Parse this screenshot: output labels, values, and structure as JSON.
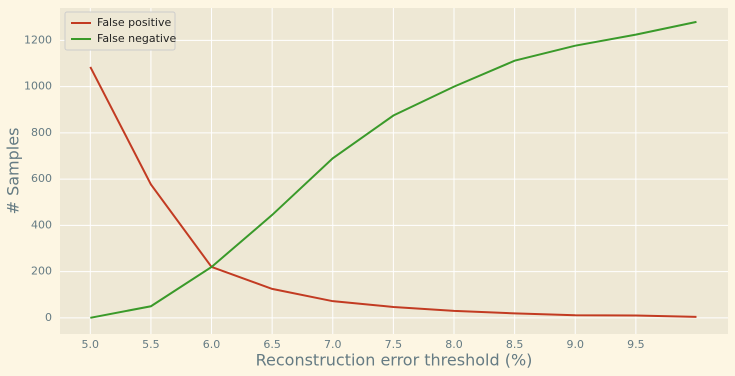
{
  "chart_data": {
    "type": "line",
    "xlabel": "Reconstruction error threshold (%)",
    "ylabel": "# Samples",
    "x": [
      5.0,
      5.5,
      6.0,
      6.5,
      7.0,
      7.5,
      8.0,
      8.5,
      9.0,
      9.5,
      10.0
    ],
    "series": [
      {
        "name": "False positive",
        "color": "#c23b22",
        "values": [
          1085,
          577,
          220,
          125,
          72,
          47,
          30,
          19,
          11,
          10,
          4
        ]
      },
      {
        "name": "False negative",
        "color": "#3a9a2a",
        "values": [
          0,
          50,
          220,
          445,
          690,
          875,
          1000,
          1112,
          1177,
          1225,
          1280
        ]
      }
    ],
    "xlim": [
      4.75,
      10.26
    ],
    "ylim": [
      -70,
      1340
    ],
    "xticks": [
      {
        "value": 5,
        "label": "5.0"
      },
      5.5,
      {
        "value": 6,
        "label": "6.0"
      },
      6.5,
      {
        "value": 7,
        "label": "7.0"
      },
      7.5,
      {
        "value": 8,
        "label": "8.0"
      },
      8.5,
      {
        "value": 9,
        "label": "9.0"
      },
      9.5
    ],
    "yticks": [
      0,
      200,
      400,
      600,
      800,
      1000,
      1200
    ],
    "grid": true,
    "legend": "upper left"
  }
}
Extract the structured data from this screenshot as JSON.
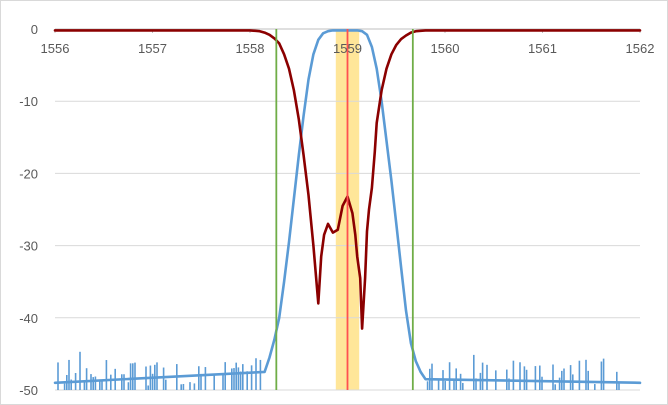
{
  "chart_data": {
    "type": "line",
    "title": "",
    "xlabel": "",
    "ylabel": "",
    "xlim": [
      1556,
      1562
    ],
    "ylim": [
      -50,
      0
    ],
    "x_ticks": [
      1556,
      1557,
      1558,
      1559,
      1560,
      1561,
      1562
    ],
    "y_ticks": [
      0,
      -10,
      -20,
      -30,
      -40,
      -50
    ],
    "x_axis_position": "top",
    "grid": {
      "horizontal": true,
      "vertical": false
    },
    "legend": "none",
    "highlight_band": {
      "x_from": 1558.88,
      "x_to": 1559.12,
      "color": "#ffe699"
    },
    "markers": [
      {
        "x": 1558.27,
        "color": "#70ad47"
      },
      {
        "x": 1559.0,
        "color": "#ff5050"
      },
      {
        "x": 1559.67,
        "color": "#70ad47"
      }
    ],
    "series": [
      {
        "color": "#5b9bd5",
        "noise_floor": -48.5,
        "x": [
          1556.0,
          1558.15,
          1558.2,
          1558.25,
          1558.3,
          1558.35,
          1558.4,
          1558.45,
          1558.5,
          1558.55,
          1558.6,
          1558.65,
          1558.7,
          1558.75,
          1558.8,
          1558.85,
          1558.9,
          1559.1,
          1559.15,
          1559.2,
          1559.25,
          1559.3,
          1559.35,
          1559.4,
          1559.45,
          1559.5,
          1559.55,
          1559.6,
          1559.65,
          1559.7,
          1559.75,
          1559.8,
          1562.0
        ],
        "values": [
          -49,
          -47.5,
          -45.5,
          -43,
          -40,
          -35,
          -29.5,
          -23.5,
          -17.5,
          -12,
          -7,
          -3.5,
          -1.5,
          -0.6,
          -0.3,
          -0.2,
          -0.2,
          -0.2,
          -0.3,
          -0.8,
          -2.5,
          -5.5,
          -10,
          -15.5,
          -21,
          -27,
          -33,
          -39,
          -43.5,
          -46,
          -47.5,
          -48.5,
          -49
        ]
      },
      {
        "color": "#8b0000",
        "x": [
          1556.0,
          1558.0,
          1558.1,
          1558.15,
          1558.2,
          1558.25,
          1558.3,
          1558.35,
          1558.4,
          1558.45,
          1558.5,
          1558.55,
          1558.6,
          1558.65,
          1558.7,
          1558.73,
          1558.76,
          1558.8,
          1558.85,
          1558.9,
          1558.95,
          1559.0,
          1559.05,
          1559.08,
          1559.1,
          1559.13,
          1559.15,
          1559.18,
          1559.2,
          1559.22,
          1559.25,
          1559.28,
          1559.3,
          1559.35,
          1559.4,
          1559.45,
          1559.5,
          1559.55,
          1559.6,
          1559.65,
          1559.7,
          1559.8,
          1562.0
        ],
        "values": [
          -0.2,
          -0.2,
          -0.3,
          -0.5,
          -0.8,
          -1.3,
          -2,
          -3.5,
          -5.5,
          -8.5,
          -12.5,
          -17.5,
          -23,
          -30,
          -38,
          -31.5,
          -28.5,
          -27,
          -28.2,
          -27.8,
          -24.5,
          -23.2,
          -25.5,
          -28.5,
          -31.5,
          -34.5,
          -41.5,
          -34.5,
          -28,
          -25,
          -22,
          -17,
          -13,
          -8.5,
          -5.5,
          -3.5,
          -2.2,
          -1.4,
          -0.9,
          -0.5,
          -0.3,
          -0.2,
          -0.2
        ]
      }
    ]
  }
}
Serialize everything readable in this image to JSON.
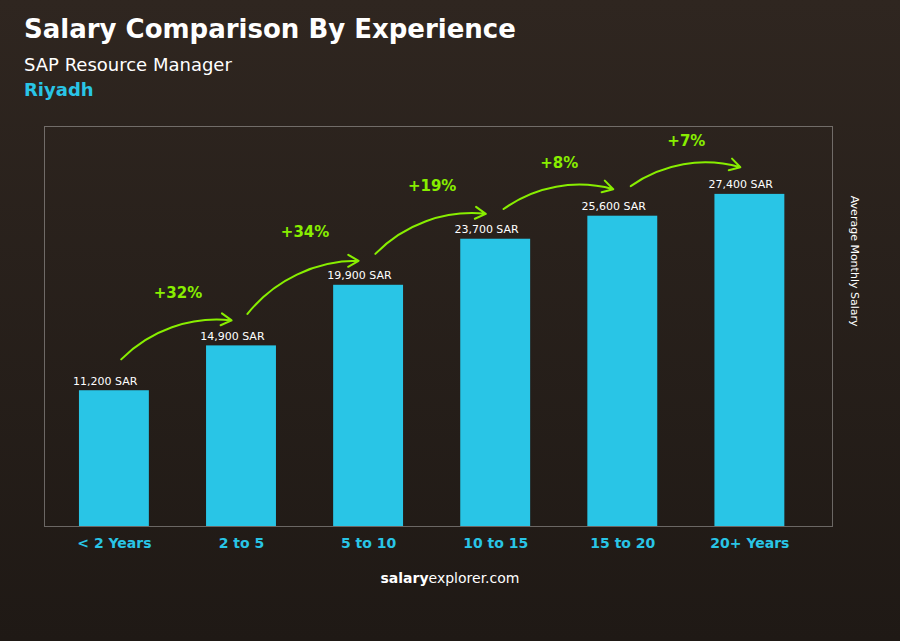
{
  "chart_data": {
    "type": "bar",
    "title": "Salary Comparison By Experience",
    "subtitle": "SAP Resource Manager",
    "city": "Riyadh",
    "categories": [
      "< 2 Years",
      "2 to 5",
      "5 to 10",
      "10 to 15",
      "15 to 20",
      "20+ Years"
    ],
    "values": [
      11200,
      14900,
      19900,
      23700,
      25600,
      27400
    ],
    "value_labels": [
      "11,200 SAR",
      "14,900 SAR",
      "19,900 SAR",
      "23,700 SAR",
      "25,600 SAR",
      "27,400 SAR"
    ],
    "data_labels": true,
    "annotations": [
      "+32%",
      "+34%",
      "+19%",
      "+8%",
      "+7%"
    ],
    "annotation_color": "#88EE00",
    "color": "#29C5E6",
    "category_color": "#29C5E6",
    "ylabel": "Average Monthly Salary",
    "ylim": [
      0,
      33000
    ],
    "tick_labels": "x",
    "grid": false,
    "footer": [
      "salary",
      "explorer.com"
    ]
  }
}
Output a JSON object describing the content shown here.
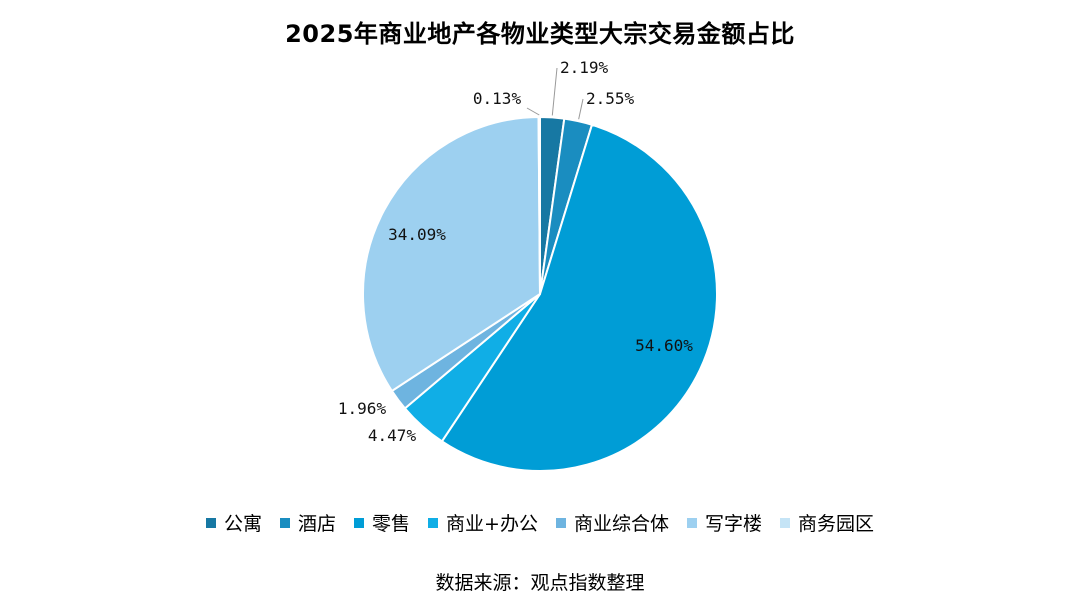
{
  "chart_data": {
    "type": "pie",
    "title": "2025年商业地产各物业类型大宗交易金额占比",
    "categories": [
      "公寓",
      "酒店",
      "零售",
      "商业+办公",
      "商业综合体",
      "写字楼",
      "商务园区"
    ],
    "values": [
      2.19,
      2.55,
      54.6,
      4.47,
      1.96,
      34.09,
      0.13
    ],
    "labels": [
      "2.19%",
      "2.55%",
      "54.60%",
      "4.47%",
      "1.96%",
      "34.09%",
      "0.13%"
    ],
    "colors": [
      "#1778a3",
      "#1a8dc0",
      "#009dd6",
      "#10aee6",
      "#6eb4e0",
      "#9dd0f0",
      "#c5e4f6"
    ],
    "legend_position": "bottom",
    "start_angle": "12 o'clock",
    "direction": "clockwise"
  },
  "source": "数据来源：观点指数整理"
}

-----

**EXERCISE REQUIREMENTS:** Extract every line of the data exactly; pictures stay out.

**OUTPUT OF THE EXERCISE:**
Parse this screenshot: output labels, values, and structure as JSON.
{
  "chart_data": {
    "type": "line",
    "xlabel": "Reconstruction error threshold (%)",
    "ylabel": "# Samples",
    "x": [
      5.0,
      5.5,
      6.0,
      6.5,
      7.0,
      7.5,
      8.0,
      8.5,
      9.0,
      9.5,
      10.0
    ],
    "series": [
      {
        "name": "False positive",
        "color": "#c23b22",
        "values": [
          1085,
          577,
          220,
          125,
          72,
          47,
          30,
          19,
          11,
          10,
          4
        ]
      },
      {
        "name": "False negative",
        "color": "#3a9a2a",
        "values": [
          0,
          50,
          220,
          445,
          690,
          875,
          1000,
          1112,
          1177,
          1225,
          1280
        ]
      }
    ],
    "xlim": [
      4.75,
      10.26
    ],
    "ylim": [
      -70,
      1340
    ],
    "xticks": [
      {
        "value": 5,
        "label": "5.0"
      },
      5.5,
      {
        "value": 6,
        "label": "6.0"
      },
      6.5,
      {
        "value": 7,
        "label": "7.0"
      },
      7.5,
      {
        "value": 8,
        "label": "8.0"
      },
      8.5,
      {
        "value": 9,
        "label": "9.0"
      },
      9.5
    ],
    "yticks": [
      0,
      200,
      400,
      600,
      800,
      1000,
      1200
    ],
    "grid": true,
    "legend": "upper left"
  }
}
Extract the structured data from this screenshot as JSON.
{
  "chart_data": {
    "type": "line",
    "title": "",
    "xlabel": "",
    "ylabel": "",
    "xlim": [
      1556,
      1562
    ],
    "ylim": [
      -50,
      0
    ],
    "x_ticks": [
      1556,
      1557,
      1558,
      1559,
      1560,
      1561,
      1562
    ],
    "y_ticks": [
      0,
      -10,
      -20,
      -30,
      -40,
      -50
    ],
    "x_axis_position": "top",
    "grid": {
      "horizontal": true,
      "vertical": false
    },
    "legend": "none",
    "highlight_band": {
      "x_from": 1558.88,
      "x_to": 1559.12,
      "color": "#ffe699"
    },
    "markers": [
      {
        "x": 1558.27,
        "color": "#70ad47"
      },
      {
        "x": 1559.0,
        "color": "#ff5050"
      },
      {
        "x": 1559.67,
        "color": "#70ad47"
      }
    ],
    "series": [
      {
        "color": "#5b9bd5",
        "noise_floor": -48.5,
        "x": [
          1556.0,
          1558.15,
          1558.2,
          1558.25,
          1558.3,
          1558.35,
          1558.4,
          1558.45,
          1558.5,
          1558.55,
          1558.6,
          1558.65,
          1558.7,
          1558.75,
          1558.8,
          1558.85,
          1558.9,
          1559.1,
          1559.15,
          1559.2,
          1559.25,
          1559.3,
          1559.35,
          1559.4,
          1559.45,
          1559.5,
          1559.55,
          1559.6,
          1559.65,
          1559.7,
          1559.75,
          1559.8,
          1562.0
        ],
        "values": [
          -49,
          -47.5,
          -45.5,
          -43,
          -40,
          -35,
          -29.5,
          -23.5,
          -17.5,
          -12,
          -7,
          -3.5,
          -1.5,
          -0.6,
          -0.3,
          -0.2,
          -0.2,
          -0.2,
          -0.3,
          -0.8,
          -2.5,
          -5.5,
          -10,
          -15.5,
          -21,
          -27,
          -33,
          -39,
          -43.5,
          -46,
          -47.5,
          -48.5,
          -49
        ]
      },
      {
        "color": "#8b0000",
        "x": [
          1556.0,
          1558.0,
          1558.1,
          1558.15,
          1558.2,
          1558.25,
          1558.3,
          1558.35,
          1558.4,
          1558.45,
          1558.5,
          1558.55,
          1558.6,
          1558.65,
          1558.7,
          1558.73,
          1558.76,
          1558.8,
          1558.85,
          1558.9,
          1558.95,
          1559.0,
          1559.05,
          1559.08,
          1559.1,
          1559.13,
          1559.15,
          1559.18,
          1559.2,
          1559.22,
          1559.25,
          1559.28,
          1559.3,
          1559.35,
          1559.4,
          1559.45,
          1559.5,
          1559.55,
          1559.6,
          1559.65,
          1559.7,
          1559.8,
          1562.0
        ],
        "values": [
          -0.2,
          -0.2,
          -0.3,
          -0.5,
          -0.8,
          -1.3,
          -2,
          -3.5,
          -5.5,
          -8.5,
          -12.5,
          -17.5,
          -23,
          -30,
          -38,
          -31.5,
          -28.5,
          -27,
          -28.2,
          -27.8,
          -24.5,
          -23.2,
          -25.5,
          -28.5,
          -31.5,
          -34.5,
          -41.5,
          -34.5,
          -28,
          -25,
          -22,
          -17,
          -13,
          -8.5,
          -5.5,
          -3.5,
          -2.2,
          -1.4,
          -0.9,
          -0.5,
          -0.3,
          -0.2,
          -0.2
        ]
      }
    ]
  }
}
Serialize everything readable in this image to JSON.
{
  "chart_data": {
    "type": "bar",
    "title": "Salary Comparison By Experience",
    "subtitle": "SAP Resource Manager",
    "city": "Riyadh",
    "categories": [
      "< 2 Years",
      "2 to 5",
      "5 to 10",
      "10 to 15",
      "15 to 20",
      "20+ Years"
    ],
    "values": [
      11200,
      14900,
      19900,
      23700,
      25600,
      27400
    ],
    "value_labels": [
      "11,200 SAR",
      "14,900 SAR",
      "19,900 SAR",
      "23,700 SAR",
      "25,600 SAR",
      "27,400 SAR"
    ],
    "data_labels": true,
    "annotations": [
      "+32%",
      "+34%",
      "+19%",
      "+8%",
      "+7%"
    ],
    "annotation_color": "#88EE00",
    "color": "#29C5E6",
    "category_color": "#29C5E6",
    "ylabel": "Average Monthly Salary",
    "ylim": [
      0,
      33000
    ],
    "tick_labels": "x",
    "grid": false,
    "footer": [
      "salary",
      "explorer.com"
    ]
  }
}
Output a JSON object describing the content shown here.
{
  "chart_data": {
    "type": "pie",
    "title": "2025年商业地产各物业类型大宗交易金额占比",
    "categories": [
      "公寓",
      "酒店",
      "零售",
      "商业+办公",
      "商业综合体",
      "写字楼",
      "商务园区"
    ],
    "values": [
      2.19,
      2.55,
      54.6,
      4.47,
      1.96,
      34.09,
      0.13
    ],
    "labels": [
      "2.19%",
      "2.55%",
      "54.60%",
      "4.47%",
      "1.96%",
      "34.09%",
      "0.13%"
    ],
    "colors": [
      "#1778a3",
      "#1a8dc0",
      "#009dd6",
      "#10aee6",
      "#6eb4e0",
      "#9dd0f0",
      "#c5e4f6"
    ],
    "legend_position": "bottom",
    "start_angle": "12 o'clock",
    "direction": "clockwise"
  },
  "source": "数据来源：观点指数整理"
}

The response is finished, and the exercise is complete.